= LISTING =
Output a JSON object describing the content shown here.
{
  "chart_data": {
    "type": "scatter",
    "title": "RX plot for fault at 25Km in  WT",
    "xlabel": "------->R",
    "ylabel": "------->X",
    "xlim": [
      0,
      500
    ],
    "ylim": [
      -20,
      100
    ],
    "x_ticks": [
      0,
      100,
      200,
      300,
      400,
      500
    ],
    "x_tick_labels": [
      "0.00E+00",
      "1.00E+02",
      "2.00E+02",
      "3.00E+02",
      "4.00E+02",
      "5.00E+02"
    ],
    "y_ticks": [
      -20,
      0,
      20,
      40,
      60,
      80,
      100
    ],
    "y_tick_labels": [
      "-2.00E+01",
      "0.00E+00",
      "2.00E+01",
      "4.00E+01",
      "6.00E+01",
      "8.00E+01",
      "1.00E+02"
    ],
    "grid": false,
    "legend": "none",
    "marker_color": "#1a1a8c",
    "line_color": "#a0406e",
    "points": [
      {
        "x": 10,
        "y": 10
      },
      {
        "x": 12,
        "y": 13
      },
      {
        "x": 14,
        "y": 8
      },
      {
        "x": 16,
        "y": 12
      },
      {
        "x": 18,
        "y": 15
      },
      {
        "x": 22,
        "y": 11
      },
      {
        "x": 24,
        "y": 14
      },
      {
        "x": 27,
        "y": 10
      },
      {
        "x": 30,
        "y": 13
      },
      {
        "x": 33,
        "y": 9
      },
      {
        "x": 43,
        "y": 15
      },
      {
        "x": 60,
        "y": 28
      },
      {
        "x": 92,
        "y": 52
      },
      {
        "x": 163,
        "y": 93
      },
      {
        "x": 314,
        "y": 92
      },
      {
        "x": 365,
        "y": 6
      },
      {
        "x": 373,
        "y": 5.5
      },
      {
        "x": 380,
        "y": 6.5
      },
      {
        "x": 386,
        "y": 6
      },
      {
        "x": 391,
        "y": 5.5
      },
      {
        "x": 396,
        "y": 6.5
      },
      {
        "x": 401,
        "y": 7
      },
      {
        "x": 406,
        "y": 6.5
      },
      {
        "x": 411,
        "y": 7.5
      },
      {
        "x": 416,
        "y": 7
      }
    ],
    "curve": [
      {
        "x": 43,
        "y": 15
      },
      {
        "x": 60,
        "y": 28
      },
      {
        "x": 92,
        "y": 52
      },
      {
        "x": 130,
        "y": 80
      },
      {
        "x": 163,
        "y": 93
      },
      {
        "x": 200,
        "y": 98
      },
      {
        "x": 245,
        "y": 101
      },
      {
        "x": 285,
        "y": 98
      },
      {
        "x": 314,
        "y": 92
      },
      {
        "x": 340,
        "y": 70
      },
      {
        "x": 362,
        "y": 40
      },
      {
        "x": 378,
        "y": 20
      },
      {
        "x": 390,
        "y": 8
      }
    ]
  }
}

= WHAT IS NEEDED =
Retype every record above exactly as it appears.

= RESULT =
Output a JSON object describing the content shown here.
{
  "chart_data": {
    "type": "scatter",
    "title": "RX plot for fault at 25Km in  WT",
    "xlabel": "------->R",
    "ylabel": "------->X",
    "xlim": [
      0,
      500
    ],
    "ylim": [
      -20,
      100
    ],
    "x_ticks": [
      0,
      100,
      200,
      300,
      400,
      500
    ],
    "x_tick_labels": [
      "0.00E+00",
      "1.00E+02",
      "2.00E+02",
      "3.00E+02",
      "4.00E+02",
      "5.00E+02"
    ],
    "y_ticks": [
      -20,
      0,
      20,
      40,
      60,
      80,
      100
    ],
    "y_tick_labels": [
      "-2.00E+01",
      "0.00E+00",
      "2.00E+01",
      "4.00E+01",
      "6.00E+01",
      "8.00E+01",
      "1.00E+02"
    ],
    "grid": false,
    "legend": "none",
    "marker_color": "#1a1a8c",
    "line_color": "#a0406e",
    "points": [
      {
        "x": 10,
        "y": 10
      },
      {
        "x": 12,
        "y": 13
      },
      {
        "x": 14,
        "y": 8
      },
      {
        "x": 16,
        "y": 12
      },
      {
        "x": 18,
        "y": 15
      },
      {
        "x": 22,
        "y": 11
      },
      {
        "x": 24,
        "y": 14
      },
      {
        "x": 27,
        "y": 10
      },
      {
        "x": 30,
        "y": 13
      },
      {
        "x": 33,
        "y": 9
      },
      {
        "x": 43,
        "y": 15
      },
      {
        "x": 60,
        "y": 28
      },
      {
        "x": 92,
        "y": 52
      },
      {
        "x": 163,
        "y": 93
      },
      {
        "x": 314,
        "y": 92
      },
      {
        "x": 365,
        "y": 6
      },
      {
        "x": 373,
        "y": 5.5
      },
      {
        "x": 380,
        "y": 6.5
      },
      {
        "x": 386,
        "y": 6
      },
      {
        "x": 391,
        "y": 5.5
      },
      {
        "x": 396,
        "y": 6.5
      },
      {
        "x": 401,
        "y": 7
      },
      {
        "x": 406,
        "y": 6.5
      },
      {
        "x": 411,
        "y": 7.5
      },
      {
        "x": 416,
        "y": 7
      }
    ],
    "curve": [
      {
        "x": 43,
        "y": 15
      },
      {
        "x": 60,
        "y": 28
      },
      {
        "x": 92,
        "y": 52
      },
      {
        "x": 130,
        "y": 80
      },
      {
        "x": 163,
        "y": 93
      },
      {
        "x": 200,
        "y": 98
      },
      {
        "x": 245,
        "y": 101
      },
      {
        "x": 285,
        "y": 98
      },
      {
        "x": 314,
        "y": 92
      },
      {
        "x": 340,
        "y": 70
      },
      {
        "x": 362,
        "y": 40
      },
      {
        "x": 378,
        "y": 20
      },
      {
        "x": 390,
        "y": 8
      }
    ]
  }
}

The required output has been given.